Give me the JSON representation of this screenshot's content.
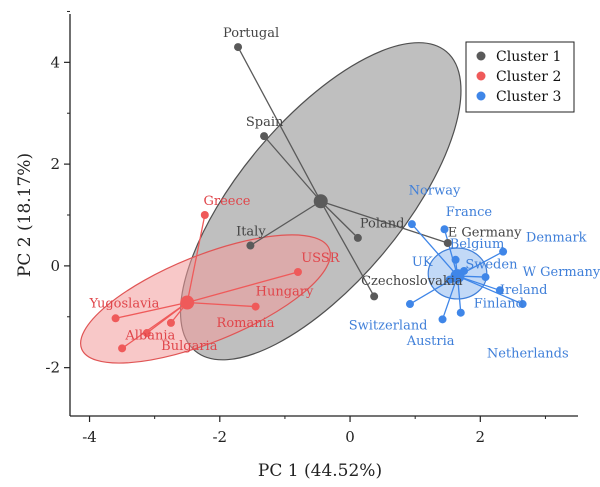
{
  "chart_data": {
    "type": "scatter",
    "xlabel": "PC 1 (44.52%)",
    "ylabel": "PC 2 (18.17%)",
    "xlim": [
      -4.3,
      3.5
    ],
    "ylim": [
      -2.95,
      4.95
    ],
    "xticks": [
      -4,
      -2,
      0,
      2
    ],
    "yticks": [
      -2,
      0,
      2,
      4
    ],
    "legend_position": "top-right",
    "series": [
      {
        "name": "Cluster 1",
        "color": "#5a5a5a",
        "label_color": "#444444",
        "centroid": [
          -0.45,
          1.27
        ],
        "ellipse": {
          "cx": -0.45,
          "cy": 1.27,
          "rx": 3.0,
          "ry": 1.6,
          "angle_deg": 50
        },
        "ellipse_fill": "#8a8a8a",
        "ellipse_stroke": "#505050",
        "points": [
          {
            "label": "Portugal",
            "x": -1.72,
            "y": 4.3,
            "lx": -1.95,
            "ly": 4.5
          },
          {
            "label": "Spain",
            "x": -1.32,
            "y": 2.55,
            "lx": -1.6,
            "ly": 2.75
          },
          {
            "label": "Italy",
            "x": -1.53,
            "y": 0.4,
            "lx": -1.75,
            "ly": 0.6
          },
          {
            "label": "Poland",
            "x": 0.12,
            "y": 0.55,
            "lx": 0.15,
            "ly": 0.75
          },
          {
            "label": "E Germany",
            "x": 1.5,
            "y": 0.45,
            "lx": 1.5,
            "ly": 0.58
          },
          {
            "label": "Czechoslovakia",
            "x": 0.37,
            "y": -0.6,
            "lx": 0.17,
            "ly": -0.38
          }
        ]
      },
      {
        "name": "Cluster 2",
        "color": "#ef5a5a",
        "label_color": "#e0454a",
        "centroid": [
          -2.5,
          -0.72
        ],
        "ellipse": {
          "cx": -2.22,
          "cy": -0.65,
          "rx": 2.05,
          "ry": 0.85,
          "angle_deg": 22
        },
        "ellipse_fill": "#f39a9a",
        "ellipse_stroke": "#e05555",
        "points": [
          {
            "label": "Greece",
            "x": -2.23,
            "y": 1.0,
            "lx": -2.25,
            "ly": 1.2
          },
          {
            "label": "USSR",
            "x": -0.8,
            "y": -0.12,
            "lx": -0.75,
            "ly": 0.08
          },
          {
            "label": "Hungary",
            "x": -1.45,
            "y": -0.8,
            "lx": -1.45,
            "ly": -0.58
          },
          {
            "label": "Yugoslavia",
            "x": -3.6,
            "y": -1.03,
            "lx": -4.0,
            "ly": -0.82
          },
          {
            "label": "Romania",
            "x": -2.75,
            "y": -1.12,
            "lx": -2.05,
            "ly": -1.2
          },
          {
            "label": "Albania",
            "x": -3.12,
            "y": -1.32,
            "lx": -3.45,
            "ly": -1.45
          },
          {
            "label": "Bulgaria",
            "x": -3.5,
            "y": -1.62,
            "lx": -2.9,
            "ly": -1.65
          }
        ]
      },
      {
        "name": "Cluster 3",
        "color": "#3f86e8",
        "label_color": "#3f7fd9",
        "centroid": [
          1.65,
          -0.2
        ],
        "ellipse": {
          "cx": 1.65,
          "cy": -0.15,
          "rx": 0.45,
          "ry": 0.5,
          "angle_deg": 0
        },
        "ellipse_fill": "#8fbaf0",
        "ellipse_stroke": "#3f7fd9",
        "points": [
          {
            "label": "Norway",
            "x": 0.95,
            "y": 0.82,
            "lx": 0.9,
            "ly": 1.4
          },
          {
            "label": "France",
            "x": 1.45,
            "y": 0.72,
            "lx": 1.47,
            "ly": 0.98
          },
          {
            "label": "Belgium",
            "x": 1.62,
            "y": 0.12,
            "lx": 1.53,
            "ly": 0.35
          },
          {
            "label": "UK",
            "x": 1.53,
            "y": -0.27,
            "lx": 0.95,
            "ly": 0.0
          },
          {
            "label": "Sweden",
            "x": 1.75,
            "y": -0.1,
            "lx": 1.77,
            "ly": -0.05
          },
          {
            "label": "Denmark",
            "x": 2.35,
            "y": 0.28,
            "lx": 2.7,
            "ly": 0.48
          },
          {
            "label": "W Germany",
            "x": 2.08,
            "y": -0.22,
            "lx": 2.65,
            "ly": -0.2
          },
          {
            "label": "Ireland",
            "x": 2.3,
            "y": -0.48,
            "lx": 2.3,
            "ly": -0.55
          },
          {
            "label": "Finland",
            "x": 2.65,
            "y": -0.75,
            "lx": 1.9,
            "ly": -0.82
          },
          {
            "label": "Switzerland",
            "x": 0.92,
            "y": -0.75,
            "lx": -0.02,
            "ly": -1.25
          },
          {
            "label": "Austria",
            "x": 1.42,
            "y": -1.05,
            "lx": 0.87,
            "ly": -1.55
          },
          {
            "label": "Netherlands",
            "x": 1.7,
            "y": -0.92,
            "lx": 2.1,
            "ly": -1.8
          }
        ]
      }
    ]
  }
}
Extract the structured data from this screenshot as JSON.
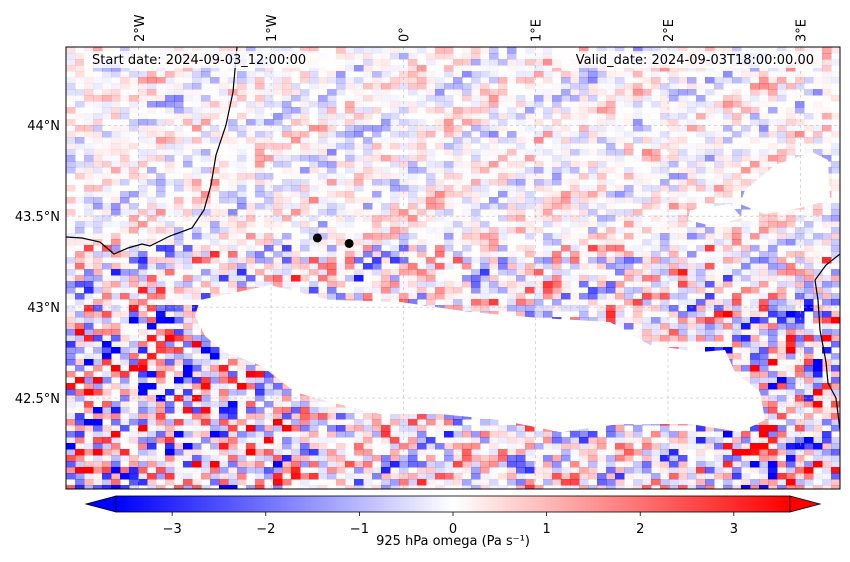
{
  "chart_data": {
    "type": "heatmap",
    "title": "",
    "annotations": {
      "start_date": "Start date: 2024-09-03_12:00:00",
      "valid_date": "Valid_date: 2024-09-03T18:00:00.00"
    },
    "lon_ticks": [
      "2°W",
      "1°W",
      "0°",
      "1°E",
      "2°E",
      "3°E"
    ],
    "lat_ticks": [
      "44°N",
      "43.5°N",
      "43°N",
      "42.5°N"
    ],
    "lon_values": [
      -2,
      -1,
      0,
      1,
      2,
      3
    ],
    "lat_values": [
      44,
      43.5,
      43,
      42.5
    ],
    "xlim": [
      -2.55,
      3.3
    ],
    "ylim": [
      42.0,
      44.43
    ],
    "grid": true,
    "colormap": "bwr",
    "colors": {
      "low": "#0000ff",
      "mid": "#ffffff",
      "high": "#ff0000",
      "masked": "#ffffff",
      "coastline": "#000000"
    },
    "colorbar": {
      "label": "925 hPa omega (Pa s⁻¹)",
      "range": [
        -3.6,
        3.6
      ],
      "ticks": [
        "−3",
        "−2",
        "−1",
        "0",
        "1",
        "2",
        "3"
      ],
      "tick_values": [
        -3,
        -2,
        -1,
        0,
        1,
        2,
        3
      ],
      "extend": "both"
    },
    "markers": [
      {
        "lon": -0.65,
        "lat": 43.38
      },
      {
        "lon": -0.41,
        "lat": 43.35
      }
    ]
  }
}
══════════
All entries must be written out again exactly as given, with no pictures in the copy.

Give me the JSON representation of this screenshot's content.
{
  "chart_data": {
    "type": "scatter",
    "xlabel": "PC 1 (44.52%)",
    "ylabel": "PC 2 (18.17%)",
    "xlim": [
      -4.3,
      3.5
    ],
    "ylim": [
      -2.95,
      4.95
    ],
    "xticks": [
      -4,
      -2,
      0,
      2
    ],
    "yticks": [
      -2,
      0,
      2,
      4
    ],
    "legend_position": "top-right",
    "series": [
      {
        "name": "Cluster 1",
        "color": "#5a5a5a",
        "label_color": "#444444",
        "centroid": [
          -0.45,
          1.27
        ],
        "ellipse": {
          "cx": -0.45,
          "cy": 1.27,
          "rx": 3.0,
          "ry": 1.6,
          "angle_deg": 50
        },
        "ellipse_fill": "#8a8a8a",
        "ellipse_stroke": "#505050",
        "points": [
          {
            "label": "Portugal",
            "x": -1.72,
            "y": 4.3,
            "lx": -1.95,
            "ly": 4.5
          },
          {
            "label": "Spain",
            "x": -1.32,
            "y": 2.55,
            "lx": -1.6,
            "ly": 2.75
          },
          {
            "label": "Italy",
            "x": -1.53,
            "y": 0.4,
            "lx": -1.75,
            "ly": 0.6
          },
          {
            "label": "Poland",
            "x": 0.12,
            "y": 0.55,
            "lx": 0.15,
            "ly": 0.75
          },
          {
            "label": "E Germany",
            "x": 1.5,
            "y": 0.45,
            "lx": 1.5,
            "ly": 0.58
          },
          {
            "label": "Czechoslovakia",
            "x": 0.37,
            "y": -0.6,
            "lx": 0.17,
            "ly": -0.38
          }
        ]
      },
      {
        "name": "Cluster 2",
        "color": "#ef5a5a",
        "label_color": "#e0454a",
        "centroid": [
          -2.5,
          -0.72
        ],
        "ellipse": {
          "cx": -2.22,
          "cy": -0.65,
          "rx": 2.05,
          "ry": 0.85,
          "angle_deg": 22
        },
        "ellipse_fill": "#f39a9a",
        "ellipse_stroke": "#e05555",
        "points": [
          {
            "label": "Greece",
            "x": -2.23,
            "y": 1.0,
            "lx": -2.25,
            "ly": 1.2
          },
          {
            "label": "USSR",
            "x": -0.8,
            "y": -0.12,
            "lx": -0.75,
            "ly": 0.08
          },
          {
            "label": "Hungary",
            "x": -1.45,
            "y": -0.8,
            "lx": -1.45,
            "ly": -0.58
          },
          {
            "label": "Yugoslavia",
            "x": -3.6,
            "y": -1.03,
            "lx": -4.0,
            "ly": -0.82
          },
          {
            "label": "Romania",
            "x": -2.75,
            "y": -1.12,
            "lx": -2.05,
            "ly": -1.2
          },
          {
            "label": "Albania",
            "x": -3.12,
            "y": -1.32,
            "lx": -3.45,
            "ly": -1.45
          },
          {
            "label": "Bulgaria",
            "x": -3.5,
            "y": -1.62,
            "lx": -2.9,
            "ly": -1.65
          }
        ]
      },
      {
        "name": "Cluster 3",
        "color": "#3f86e8",
        "label_color": "#3f7fd9",
        "centroid": [
          1.65,
          -0.2
        ],
        "ellipse": {
          "cx": 1.65,
          "cy": -0.15,
          "rx": 0.45,
          "ry": 0.5,
          "angle_deg": 0
        },
        "ellipse_fill": "#8fbaf0",
        "ellipse_stroke": "#3f7fd9",
        "points": [
          {
            "label": "Norway",
            "x": 0.95,
            "y": 0.82,
            "lx": 0.9,
            "ly": 1.4
          },
          {
            "label": "France",
            "x": 1.45,
            "y": 0.72,
            "lx": 1.47,
            "ly": 0.98
          },
          {
            "label": "Belgium",
            "x": 1.62,
            "y": 0.12,
            "lx": 1.53,
            "ly": 0.35
          },
          {
            "label": "UK",
            "x": 1.53,
            "y": -0.27,
            "lx": 0.95,
            "ly": 0.0
          },
          {
            "label": "Sweden",
            "x": 1.75,
            "y": -0.1,
            "lx": 1.77,
            "ly": -0.05
          },
          {
            "label": "Denmark",
            "x": 2.35,
            "y": 0.28,
            "lx": 2.7,
            "ly": 0.48
          },
          {
            "label": "W Germany",
            "x": 2.08,
            "y": -0.22,
            "lx": 2.65,
            "ly": -0.2
          },
          {
            "label": "Ireland",
            "x": 2.3,
            "y": -0.48,
            "lx": 2.3,
            "ly": -0.55
          },
          {
            "label": "Finland",
            "x": 2.65,
            "y": -0.75,
            "lx": 1.9,
            "ly": -0.82
          },
          {
            "label": "Switzerland",
            "x": 0.92,
            "y": -0.75,
            "lx": -0.02,
            "ly": -1.25
          },
          {
            "label": "Austria",
            "x": 1.42,
            "y": -1.05,
            "lx": 0.87,
            "ly": -1.55
          },
          {
            "label": "Netherlands",
            "x": 1.7,
            "y": -0.92,
            "lx": 2.1,
            "ly": -1.8
          }
        ]
      }
    ]
  }
}
Extract the structured data from this screenshot as JSON.
{
  "chart_data": {
    "type": "heatmap",
    "title": "",
    "annotations": {
      "start_date": "Start date: 2024-09-03_12:00:00",
      "valid_date": "Valid_date: 2024-09-03T18:00:00.00"
    },
    "lon_ticks": [
      "2°W",
      "1°W",
      "0°",
      "1°E",
      "2°E",
      "3°E"
    ],
    "lat_ticks": [
      "44°N",
      "43.5°N",
      "43°N",
      "42.5°N"
    ],
    "lon_values": [
      -2,
      -1,
      0,
      1,
      2,
      3
    ],
    "lat_values": [
      44,
      43.5,
      43,
      42.5
    ],
    "xlim": [
      -2.55,
      3.3
    ],
    "ylim": [
      42.0,
      44.43
    ],
    "grid": true,
    "colormap": "bwr",
    "colors": {
      "low": "#0000ff",
      "mid": "#ffffff",
      "high": "#ff0000",
      "masked": "#ffffff",
      "coastline": "#000000"
    },
    "colorbar": {
      "label": "925 hPa omega (Pa s⁻¹)",
      "range": [
        -3.6,
        3.6
      ],
      "ticks": [
        "−3",
        "−2",
        "−1",
        "0",
        "1",
        "2",
        "3"
      ],
      "tick_values": [
        -3,
        -2,
        -1,
        0,
        1,
        2,
        3
      ],
      "extend": "both"
    },
    "markers": [
      {
        "lon": -0.65,
        "lat": 43.38
      },
      {
        "lon": -0.41,
        "lat": 43.35
      }
    ]
  }
}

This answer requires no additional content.